> **EXERCISE**: Search the material for the word "речь" and copy each line that holds it.

> **Records from a data collection**:
-- START --
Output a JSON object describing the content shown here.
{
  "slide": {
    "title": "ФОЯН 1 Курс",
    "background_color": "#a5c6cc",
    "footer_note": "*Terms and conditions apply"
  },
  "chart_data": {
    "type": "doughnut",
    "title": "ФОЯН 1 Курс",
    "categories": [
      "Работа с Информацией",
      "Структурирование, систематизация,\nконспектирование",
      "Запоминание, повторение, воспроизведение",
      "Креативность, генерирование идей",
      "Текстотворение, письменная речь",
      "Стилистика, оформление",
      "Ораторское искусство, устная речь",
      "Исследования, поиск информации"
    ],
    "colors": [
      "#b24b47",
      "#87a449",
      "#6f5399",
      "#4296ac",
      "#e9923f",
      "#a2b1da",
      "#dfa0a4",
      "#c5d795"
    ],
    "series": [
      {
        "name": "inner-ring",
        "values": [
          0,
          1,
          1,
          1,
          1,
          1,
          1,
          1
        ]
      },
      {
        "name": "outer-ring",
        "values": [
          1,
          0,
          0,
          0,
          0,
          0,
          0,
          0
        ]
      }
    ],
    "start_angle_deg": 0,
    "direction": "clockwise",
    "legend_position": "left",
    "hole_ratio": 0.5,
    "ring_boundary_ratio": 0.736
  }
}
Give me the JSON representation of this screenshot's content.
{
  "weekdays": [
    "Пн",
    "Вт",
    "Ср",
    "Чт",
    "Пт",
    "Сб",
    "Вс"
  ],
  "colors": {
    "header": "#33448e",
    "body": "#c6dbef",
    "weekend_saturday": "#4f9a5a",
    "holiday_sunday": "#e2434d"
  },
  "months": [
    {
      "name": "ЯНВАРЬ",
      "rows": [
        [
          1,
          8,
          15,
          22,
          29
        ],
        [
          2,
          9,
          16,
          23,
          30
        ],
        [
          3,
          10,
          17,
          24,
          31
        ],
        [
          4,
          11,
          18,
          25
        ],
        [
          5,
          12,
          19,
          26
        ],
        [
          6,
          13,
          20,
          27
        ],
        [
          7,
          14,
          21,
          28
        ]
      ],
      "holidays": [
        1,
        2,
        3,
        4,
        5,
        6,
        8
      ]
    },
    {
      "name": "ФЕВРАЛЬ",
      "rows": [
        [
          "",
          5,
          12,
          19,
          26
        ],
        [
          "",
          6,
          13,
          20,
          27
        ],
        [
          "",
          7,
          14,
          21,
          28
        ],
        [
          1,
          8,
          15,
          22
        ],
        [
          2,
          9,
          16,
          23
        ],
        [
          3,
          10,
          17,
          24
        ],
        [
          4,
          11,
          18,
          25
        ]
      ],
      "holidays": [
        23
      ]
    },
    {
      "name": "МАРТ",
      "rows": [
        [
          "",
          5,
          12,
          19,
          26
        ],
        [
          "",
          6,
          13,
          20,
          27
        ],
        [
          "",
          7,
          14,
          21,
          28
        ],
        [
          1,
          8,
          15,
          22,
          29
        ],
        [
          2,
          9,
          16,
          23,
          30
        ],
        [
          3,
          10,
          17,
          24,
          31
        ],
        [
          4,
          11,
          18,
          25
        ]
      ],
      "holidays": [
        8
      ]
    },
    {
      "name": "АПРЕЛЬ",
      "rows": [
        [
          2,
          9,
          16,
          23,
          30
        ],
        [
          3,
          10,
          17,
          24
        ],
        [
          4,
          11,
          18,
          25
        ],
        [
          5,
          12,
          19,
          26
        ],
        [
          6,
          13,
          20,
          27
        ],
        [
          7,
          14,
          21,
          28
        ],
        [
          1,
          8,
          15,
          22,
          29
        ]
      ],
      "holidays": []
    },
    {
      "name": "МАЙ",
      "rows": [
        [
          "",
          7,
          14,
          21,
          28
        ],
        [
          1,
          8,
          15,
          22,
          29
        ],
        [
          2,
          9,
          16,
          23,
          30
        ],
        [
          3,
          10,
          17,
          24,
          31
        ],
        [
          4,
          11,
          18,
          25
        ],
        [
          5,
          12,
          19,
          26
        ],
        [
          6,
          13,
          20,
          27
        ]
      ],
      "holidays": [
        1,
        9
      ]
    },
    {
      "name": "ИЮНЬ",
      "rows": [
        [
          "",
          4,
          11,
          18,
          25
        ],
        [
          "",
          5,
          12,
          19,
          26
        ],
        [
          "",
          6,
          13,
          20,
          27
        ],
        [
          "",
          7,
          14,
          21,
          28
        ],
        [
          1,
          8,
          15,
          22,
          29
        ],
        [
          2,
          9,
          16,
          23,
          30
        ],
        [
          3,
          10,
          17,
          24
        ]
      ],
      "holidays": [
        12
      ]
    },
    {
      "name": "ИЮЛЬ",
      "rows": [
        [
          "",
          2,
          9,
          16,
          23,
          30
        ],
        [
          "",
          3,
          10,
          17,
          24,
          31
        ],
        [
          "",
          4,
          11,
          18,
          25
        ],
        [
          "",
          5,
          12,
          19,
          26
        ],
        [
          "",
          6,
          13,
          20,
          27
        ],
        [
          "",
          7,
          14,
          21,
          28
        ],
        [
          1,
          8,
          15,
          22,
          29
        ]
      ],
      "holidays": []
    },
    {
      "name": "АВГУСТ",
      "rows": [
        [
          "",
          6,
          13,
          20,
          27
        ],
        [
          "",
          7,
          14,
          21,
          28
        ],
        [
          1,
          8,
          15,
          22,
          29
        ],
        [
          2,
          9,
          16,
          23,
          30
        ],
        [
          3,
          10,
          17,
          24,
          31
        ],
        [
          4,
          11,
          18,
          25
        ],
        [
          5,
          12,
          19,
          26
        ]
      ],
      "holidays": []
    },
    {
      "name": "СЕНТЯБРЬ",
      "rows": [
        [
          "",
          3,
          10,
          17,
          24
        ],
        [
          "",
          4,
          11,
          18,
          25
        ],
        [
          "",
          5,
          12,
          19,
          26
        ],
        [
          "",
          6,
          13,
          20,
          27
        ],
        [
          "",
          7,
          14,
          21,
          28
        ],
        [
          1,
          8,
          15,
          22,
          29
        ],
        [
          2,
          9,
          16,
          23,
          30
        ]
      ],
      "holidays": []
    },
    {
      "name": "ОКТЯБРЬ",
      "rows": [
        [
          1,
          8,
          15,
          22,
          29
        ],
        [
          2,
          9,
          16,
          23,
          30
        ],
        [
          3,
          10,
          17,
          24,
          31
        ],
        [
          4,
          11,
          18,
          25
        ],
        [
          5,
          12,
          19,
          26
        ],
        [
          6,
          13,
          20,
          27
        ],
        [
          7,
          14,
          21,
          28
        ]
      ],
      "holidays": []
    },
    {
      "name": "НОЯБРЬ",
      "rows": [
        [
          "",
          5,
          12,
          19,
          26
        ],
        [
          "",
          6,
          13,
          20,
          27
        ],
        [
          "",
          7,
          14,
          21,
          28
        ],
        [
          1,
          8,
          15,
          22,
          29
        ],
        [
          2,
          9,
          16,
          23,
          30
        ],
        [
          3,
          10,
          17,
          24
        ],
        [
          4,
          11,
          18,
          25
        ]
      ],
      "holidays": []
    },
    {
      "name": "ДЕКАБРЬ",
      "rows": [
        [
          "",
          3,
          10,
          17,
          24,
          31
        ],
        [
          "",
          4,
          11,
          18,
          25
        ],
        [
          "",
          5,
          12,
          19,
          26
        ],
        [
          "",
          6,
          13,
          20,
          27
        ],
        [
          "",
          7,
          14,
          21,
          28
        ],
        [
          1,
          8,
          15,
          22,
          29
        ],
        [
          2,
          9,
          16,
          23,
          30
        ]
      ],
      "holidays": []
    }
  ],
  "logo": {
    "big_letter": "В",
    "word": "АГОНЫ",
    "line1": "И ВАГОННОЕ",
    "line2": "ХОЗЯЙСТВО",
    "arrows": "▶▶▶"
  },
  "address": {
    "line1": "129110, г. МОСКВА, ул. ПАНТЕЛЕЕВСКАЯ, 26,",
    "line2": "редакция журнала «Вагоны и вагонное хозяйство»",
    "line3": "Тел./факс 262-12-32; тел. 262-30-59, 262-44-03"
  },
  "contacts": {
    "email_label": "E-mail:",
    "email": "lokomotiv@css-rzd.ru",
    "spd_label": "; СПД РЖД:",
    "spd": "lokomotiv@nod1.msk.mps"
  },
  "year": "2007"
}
-- END --
> **TASK ANSWER**:
      "Текстотворение, письменная речь",
      "Ораторское искусство, устная речь",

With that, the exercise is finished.